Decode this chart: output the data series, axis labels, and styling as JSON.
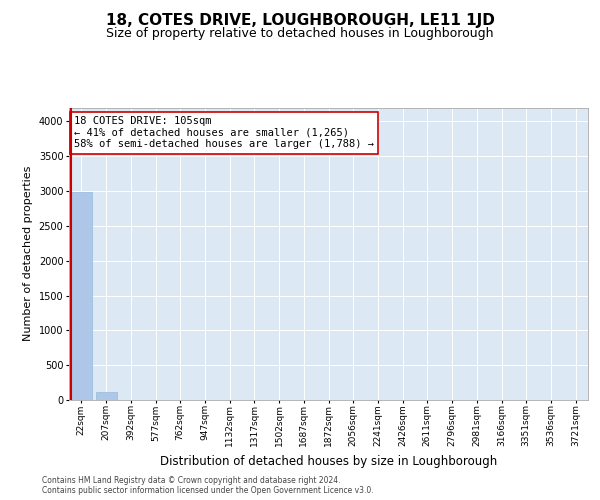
{
  "title": "18, COTES DRIVE, LOUGHBOROUGH, LE11 1JD",
  "subtitle": "Size of property relative to detached houses in Loughborough",
  "xlabel": "Distribution of detached houses by size in Loughborough",
  "ylabel": "Number of detached properties",
  "x_labels": [
    "22sqm",
    "207sqm",
    "392sqm",
    "577sqm",
    "762sqm",
    "947sqm",
    "1132sqm",
    "1317sqm",
    "1502sqm",
    "1687sqm",
    "1872sqm",
    "2056sqm",
    "2241sqm",
    "2426sqm",
    "2611sqm",
    "2796sqm",
    "2981sqm",
    "3166sqm",
    "3351sqm",
    "3536sqm",
    "3721sqm"
  ],
  "bar_values": [
    2980,
    110,
    5,
    2,
    1,
    1,
    1,
    0,
    0,
    0,
    0,
    0,
    0,
    0,
    0,
    0,
    0,
    0,
    0,
    0,
    0
  ],
  "bar_color": "#aec6e8",
  "bar_edge_color": "#8ab4d8",
  "plot_bg_color": "#dce9f5",
  "vline_color": "#cc0000",
  "annotation_text": "18 COTES DRIVE: 105sqm\n← 41% of detached houses are smaller (1,265)\n58% of semi-detached houses are larger (1,788) →",
  "annotation_box_color": "#cc0000",
  "ylim": [
    0,
    4200
  ],
  "yticks": [
    0,
    500,
    1000,
    1500,
    2000,
    2500,
    3000,
    3500,
    4000
  ],
  "footer": "Contains HM Land Registry data © Crown copyright and database right 2024.\nContains public sector information licensed under the Open Government Licence v3.0.",
  "title_fontsize": 11,
  "subtitle_fontsize": 9,
  "ylabel_fontsize": 8,
  "xlabel_fontsize": 8.5,
  "tick_fontsize": 6.5,
  "annot_fontsize": 7.5,
  "footer_fontsize": 5.5
}
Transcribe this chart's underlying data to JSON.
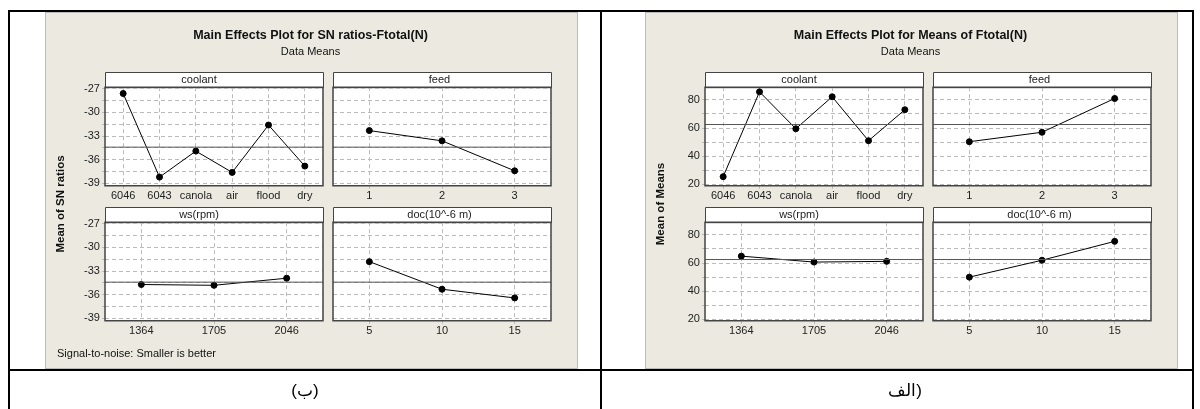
{
  "chart_data": [
    {
      "type": "line",
      "title": "Main Effects Plot for SN ratios-Ftotal(N)",
      "subtitle": "Data Means",
      "ylabel": "Mean of SN ratios",
      "annotations": [
        "Signal-to-noise: Smaller is better",
        "(ب)"
      ],
      "xlabel": "coolant",
      "categories": [
        "6046",
        "6043",
        "canola",
        "air",
        "flood",
        "dry"
      ],
      "values": [
        -27.6,
        -38.2,
        -34.9,
        -37.6,
        -31.6,
        -36.8
      ],
      "ylim": [
        -39.3,
        -26.8
      ],
      "yticks": [
        -39,
        {
          "value": -37.5,
          "label": null
        },
        -36,
        {
          "value": -34.5,
          "label": null
        },
        -33,
        {
          "value": -31.5,
          "label": null
        },
        -30,
        {
          "value": -28.5,
          "label": null
        },
        -27
      ],
      "ref_lines": [
        {
          "axis": "y",
          "value": -34.4
        }
      ],
      "grid": true,
      "marker": "circle"
    },
    {
      "type": "line",
      "xlabel": "feed",
      "categories": [
        "1",
        "2",
        "3"
      ],
      "values": [
        -32.3,
        -33.6,
        -37.4
      ],
      "ylim": [
        -39.3,
        -26.8
      ],
      "yticks": [
        -39,
        {
          "value": -37.5,
          "label": null
        },
        -36,
        {
          "value": -34.5,
          "label": null
        },
        -33,
        {
          "value": -31.5,
          "label": null
        },
        -30,
        {
          "value": -28.5,
          "label": null
        },
        -27
      ],
      "ref_lines": [
        {
          "axis": "y",
          "value": -34.4
        }
      ],
      "grid": true,
      "marker": "circle",
      "tick_labels": "x"
    },
    {
      "type": "line",
      "xlabel": "ws(rpm)",
      "categories": [
        "1364",
        "1705",
        "2046"
      ],
      "values": [
        -34.7,
        -34.8,
        -33.9
      ],
      "ylim": [
        -39.3,
        -26.8
      ],
      "yticks": [
        -39,
        {
          "value": -37.5,
          "label": null
        },
        -36,
        {
          "value": -34.5,
          "label": null
        },
        -33,
        {
          "value": -31.5,
          "label": null
        },
        -30,
        {
          "value": -28.5,
          "label": null
        },
        -27
      ],
      "ref_lines": [
        {
          "axis": "y",
          "value": -34.4
        }
      ],
      "grid": true,
      "marker": "circle"
    },
    {
      "type": "line",
      "xlabel": "doc(10^-6 m)",
      "categories": [
        "5",
        "10",
        "15"
      ],
      "values": [
        -31.8,
        -35.3,
        -36.4
      ],
      "ylim": [
        -39.3,
        -26.8
      ],
      "yticks": [
        -39,
        {
          "value": -37.5,
          "label": null
        },
        -36,
        {
          "value": -34.5,
          "label": null
        },
        -33,
        {
          "value": -31.5,
          "label": null
        },
        -30,
        {
          "value": -28.5,
          "label": null
        },
        -27
      ],
      "ref_lines": [
        {
          "axis": "y",
          "value": -34.4
        }
      ],
      "grid": true,
      "marker": "circle",
      "tick_labels": "x"
    },
    {
      "type": "line",
      "title": "Main Effects Plot for Means of Ftotal(N)",
      "subtitle": "Data Means",
      "ylabel": "Mean of Means",
      "annotations": [
        "الف)"
      ],
      "xlabel": "coolant",
      "categories": [
        "6046",
        "6043",
        "canola",
        "air",
        "flood",
        "dry"
      ],
      "values": [
        25.5,
        85.7,
        59.5,
        82.2,
        51,
        73
      ],
      "ylim": [
        19,
        89
      ],
      "yticks": [
        20,
        {
          "value": 30,
          "label": null
        },
        40,
        {
          "value": 50,
          "label": null
        },
        60,
        {
          "value": 70,
          "label": null
        },
        80
      ],
      "ref_lines": [
        {
          "axis": "y",
          "value": 62.5
        }
      ],
      "grid": true,
      "marker": "circle"
    },
    {
      "type": "line",
      "xlabel": "feed",
      "categories": [
        "1",
        "2",
        "3"
      ],
      "values": [
        50.3,
        57,
        81
      ],
      "ylim": [
        19,
        89
      ],
      "yticks": [
        20,
        {
          "value": 30,
          "label": null
        },
        40,
        {
          "value": 50,
          "label": null
        },
        60,
        {
          "value": 70,
          "label": null
        },
        80
      ],
      "ref_lines": [
        {
          "axis": "y",
          "value": 62.5
        }
      ],
      "grid": true,
      "marker": "circle",
      "tick_labels": "x"
    },
    {
      "type": "line",
      "xlabel": "ws(rpm)",
      "categories": [
        "1364",
        "1705",
        "2046"
      ],
      "values": [
        64.9,
        60.7,
        61.2
      ],
      "ylim": [
        19,
        89
      ],
      "yticks": [
        20,
        {
          "value": 30,
          "label": null
        },
        40,
        {
          "value": 50,
          "label": null
        },
        60,
        {
          "value": 70,
          "label": null
        },
        80
      ],
      "ref_lines": [
        {
          "axis": "y",
          "value": 62.5
        }
      ],
      "grid": true,
      "marker": "circle"
    },
    {
      "type": "line",
      "xlabel": "doc(10^-6 m)",
      "categories": [
        "5",
        "10",
        "15"
      ],
      "values": [
        50,
        62,
        75.4
      ],
      "ylim": [
        19,
        89
      ],
      "yticks": [
        20,
        {
          "value": 30,
          "label": null
        },
        40,
        {
          "value": 50,
          "label": null
        },
        60,
        {
          "value": 70,
          "label": null
        },
        80
      ],
      "ref_lines": [
        {
          "axis": "y",
          "value": 62.5
        }
      ],
      "grid": true,
      "marker": "circle",
      "tick_labels": "x"
    }
  ]
}
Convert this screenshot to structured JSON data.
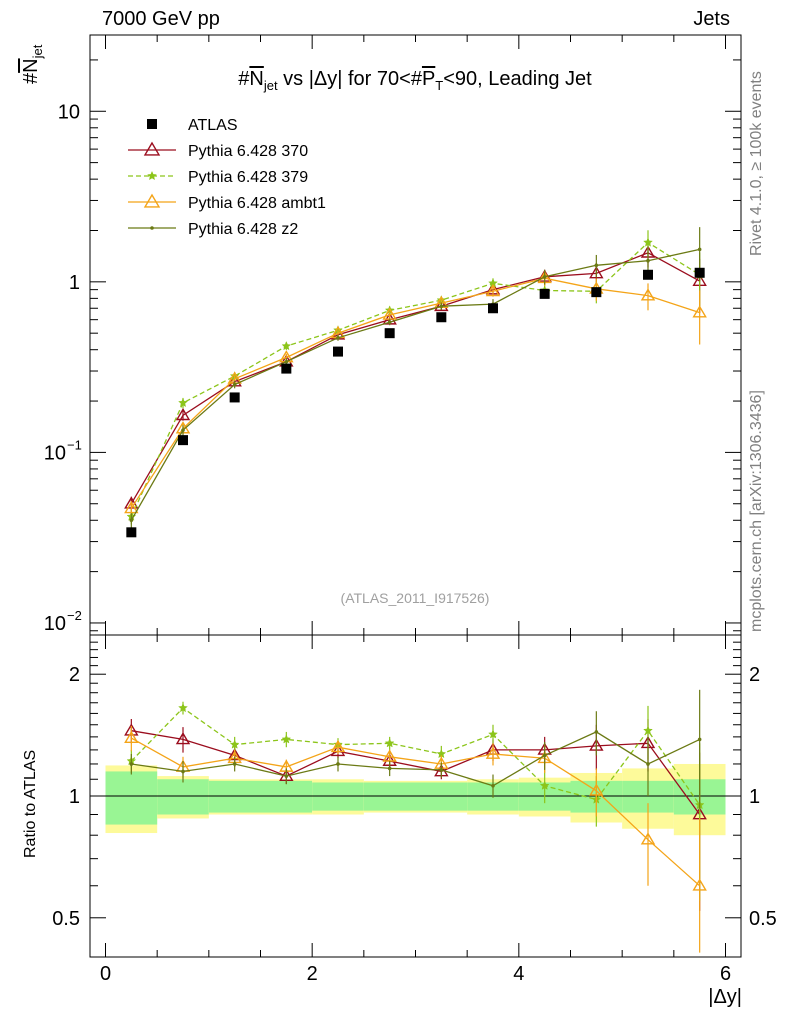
{
  "header": {
    "left": "7000 GeV pp",
    "right": "Jets"
  },
  "side": {
    "rivet": "Rivet 4.1.0, ≥ 100k events",
    "mcplots": "mcplots.cern.ch [arXiv:1306.3436]"
  },
  "chart_data": {
    "type": "scatter",
    "title": "#N_jet vs |Δy| for 70<#P_T<90, Leading Jet",
    "title_parts": {
      "a": "#",
      "b": "N",
      "c": "jet",
      "d": " vs |Δy| for 70<#",
      "e": "P",
      "f": "T",
      "g": "<90, Leading Jet"
    },
    "ylabel_top": "#N_jet",
    "ylabel_parts": {
      "a": "#",
      "b": "N",
      "c": "jet"
    },
    "ylabel_bottom": "Ratio to ATLAS",
    "xlabel": "|Δy|",
    "watermark": "(ATLAS_2011_I917526)",
    "xlim": [
      -0.15,
      6.15
    ],
    "ylim_top": [
      0.0085,
      28
    ],
    "ylim_bottom": [
      0.4,
      2.5
    ],
    "x_ticks": [
      0,
      2,
      4,
      6
    ],
    "x_tick_labels": [
      "0",
      "2",
      "4",
      "6"
    ],
    "y_ticks_top": [
      0.01,
      0.1,
      1,
      10
    ],
    "y_tick_labels_top": {
      "0.01": [
        "10",
        "−2"
      ],
      "0.1": [
        "10",
        "−1"
      ],
      "1": [
        "1",
        ""
      ],
      "10": [
        "10",
        ""
      ]
    },
    "y_ticks_bottom": [
      0.5,
      1,
      2
    ],
    "y_tick_labels_bottom": [
      "0.5",
      "1",
      "2"
    ],
    "bin_edges": [
      0,
      0.5,
      1,
      1.5,
      2,
      2.5,
      3,
      3.5,
      4,
      4.5,
      5,
      5.5,
      6
    ],
    "x": [
      0.25,
      0.75,
      1.25,
      1.75,
      2.25,
      2.75,
      3.25,
      3.75,
      4.25,
      4.75,
      5.25,
      5.75
    ],
    "data": {
      "name": "ATLAS",
      "color": "#000000",
      "values": [
        0.034,
        0.118,
        0.21,
        0.31,
        0.39,
        0.5,
        0.62,
        0.7,
        0.85,
        0.87,
        1.1,
        1.13
      ],
      "band_inner": [
        0.15,
        0.1,
        0.09,
        0.09,
        0.08,
        0.08,
        0.08,
        0.08,
        0.08,
        0.09,
        0.09,
        0.1
      ],
      "band_outer": [
        0.19,
        0.12,
        0.1,
        0.1,
        0.1,
        0.09,
        0.09,
        0.1,
        0.11,
        0.14,
        0.17,
        0.2
      ]
    },
    "series": [
      {
        "name": "Pythia 6.428 370",
        "color": "#9b0d1e",
        "marker": "triangle-open",
        "dash": "",
        "values": [
          0.05,
          0.165,
          0.26,
          0.34,
          0.49,
          0.6,
          0.72,
          0.9,
          1.07,
          1.12,
          1.48,
          1.01
        ],
        "ratio": [
          1.45,
          1.38,
          1.26,
          1.12,
          1.29,
          1.22,
          1.15,
          1.3,
          1.3,
          1.33,
          1.35,
          0.9
        ],
        "ratio_err": [
          0.1,
          0.1,
          0.08,
          0.05,
          0.05,
          0.06,
          0.05,
          0.08,
          0.1,
          0.17,
          0.2,
          0.38
        ]
      },
      {
        "name": "Pythia 6.428 379",
        "color": "#8cc51a",
        "marker": "star",
        "dash": "5,3",
        "values": [
          0.042,
          0.195,
          0.28,
          0.42,
          0.52,
          0.68,
          0.78,
          0.98,
          0.89,
          0.88,
          1.7,
          1.1
        ],
        "ratio": [
          1.22,
          1.65,
          1.34,
          1.38,
          1.34,
          1.35,
          1.27,
          1.42,
          1.06,
          0.98,
          1.45,
          0.95
        ],
        "ratio_err": [
          0.08,
          0.06,
          0.06,
          0.06,
          0.05,
          0.05,
          0.06,
          0.08,
          0.1,
          0.14,
          0.22,
          0.4
        ]
      },
      {
        "name": "Pythia 6.428 ambt1",
        "color": "#f4a418",
        "marker": "triangle-open",
        "dash": "",
        "values": [
          0.047,
          0.138,
          0.27,
          0.36,
          0.5,
          0.64,
          0.75,
          0.88,
          1.05,
          0.91,
          0.83,
          0.66
        ],
        "ratio": [
          1.39,
          1.18,
          1.24,
          1.18,
          1.32,
          1.25,
          1.2,
          1.27,
          1.24,
          1.03,
          0.78,
          0.6
        ],
        "ratio_err": [
          0.1,
          0.07,
          0.06,
          0.05,
          0.05,
          0.05,
          0.06,
          0.08,
          0.1,
          0.14,
          0.18,
          0.28
        ]
      },
      {
        "name": "Pythia 6.428 z2",
        "color": "#6b7a14",
        "marker": "dot",
        "dash": "",
        "values": [
          0.04,
          0.135,
          0.25,
          0.34,
          0.47,
          0.58,
          0.72,
          0.74,
          1.07,
          1.25,
          1.33,
          1.55
        ],
        "ratio": [
          1.2,
          1.15,
          1.2,
          1.12,
          1.2,
          1.17,
          1.16,
          1.06,
          1.26,
          1.44,
          1.2,
          1.38
        ],
        "ratio_err": [
          0.07,
          0.07,
          0.05,
          0.05,
          0.05,
          0.05,
          0.05,
          0.07,
          0.1,
          0.18,
          0.2,
          0.45
        ]
      }
    ]
  }
}
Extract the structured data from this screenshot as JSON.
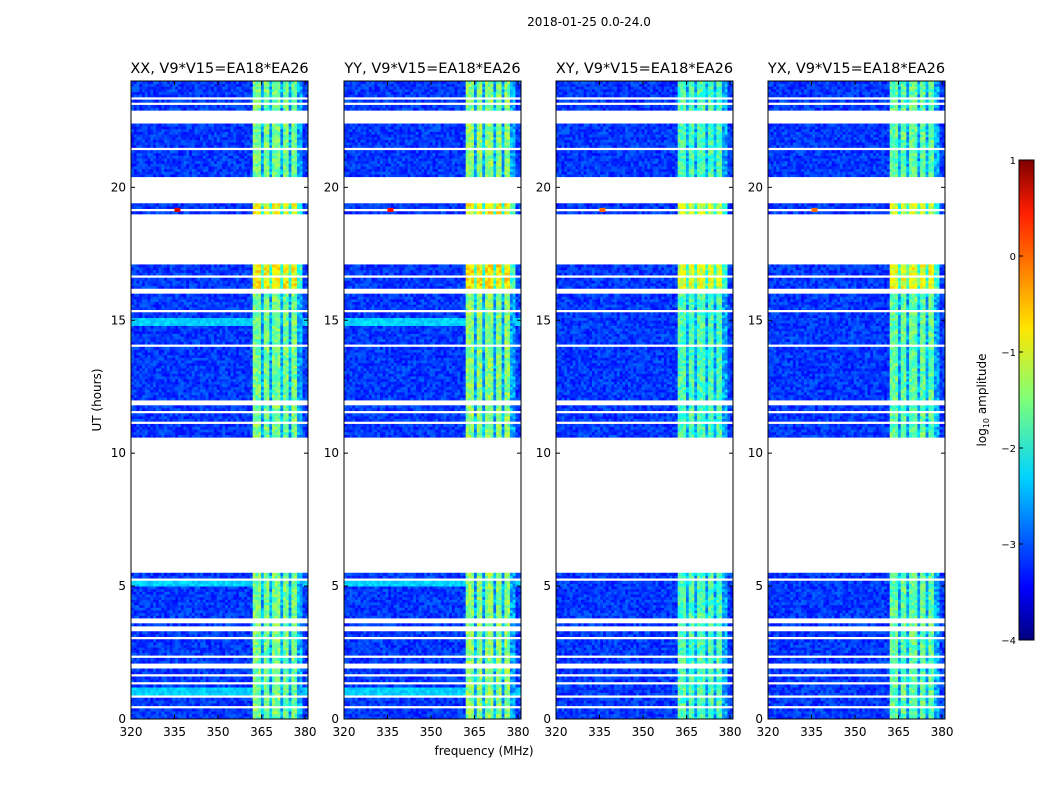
{
  "figure_title": "2018-01-25 0.0-24.0",
  "chart_data": {
    "type": "heatmap",
    "description_series": "dynamic spectra of log10 visibility amplitude per polarization",
    "xlabel": "frequency (MHz)",
    "ylabel": "UT (hours)",
    "xlim": [
      320,
      381
    ],
    "ylim": [
      0,
      24
    ],
    "xticks": [
      320,
      335,
      350,
      365,
      380
    ],
    "yticks": [
      0,
      5,
      10,
      15,
      20
    ],
    "colorbar": {
      "label_prefix": "log",
      "label_subscript": "10",
      "label_suffix": " amplitude",
      "range": [
        -4,
        1
      ],
      "ticks": [
        -4,
        -3,
        -2,
        -1,
        0,
        1
      ],
      "colormap": "jet"
    },
    "panels": [
      {
        "title": "XX, V9*V15=EA18*EA26",
        "pol": "XX",
        "burst_level": 0.85,
        "band_level": 0.5
      },
      {
        "title": "YY, V9*V15=EA18*EA26",
        "pol": "YY",
        "burst_level": 0.8,
        "band_level": 0.52
      },
      {
        "title": "XY, V9*V15=EA18*EA26",
        "pol": "XY",
        "burst_level": 0.7,
        "band_level": 0.46
      },
      {
        "title": "YX, V9*V15=EA18*EA26",
        "pol": "YX",
        "burst_level": 0.7,
        "band_level": 0.48
      }
    ],
    "data_segments_ut_hours": [
      [
        0.0,
        5.5
      ],
      [
        10.6,
        16.0
      ],
      [
        16.2,
        17.1
      ],
      [
        19.0,
        19.4
      ],
      [
        20.4,
        22.4
      ],
      [
        22.9,
        24.0
      ]
    ],
    "flagged_rows_ut_hours": [
      0.4,
      0.8,
      1.4,
      1.7,
      2.0,
      2.4,
      3.0,
      3.4,
      3.6,
      3.7,
      5.2,
      11.2,
      11.6,
      11.9,
      12.4,
      13.3,
      14.1,
      14.6,
      14.8,
      15.3,
      16.6,
      19.2,
      20.8,
      21.2,
      21.5,
      21.8,
      23.1,
      23.4,
      23.6
    ],
    "bright_rows_ut_hours": [
      [
        0.95,
        1.2
      ],
      [
        5.0,
        5.3
      ],
      [
        14.8,
        15.1
      ]
    ],
    "rfi_channel_range_mhz": [
      362,
      379
    ],
    "rfi_channel_centers_mhz": [
      363.5,
      366.5,
      370.0,
      373.5,
      376.5
    ],
    "hot_pixel": {
      "freq_mhz": 336,
      "ut": 19.15,
      "value": 0.8
    }
  }
}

§

[What to work on]
From the data, collect all lines where the string "Leading" appears.

[Problem solution]
    "title": "#N_jet vs |Δy| for 70<#P_T<90, Leading Jet",
      "g": "<90, Leading Jet"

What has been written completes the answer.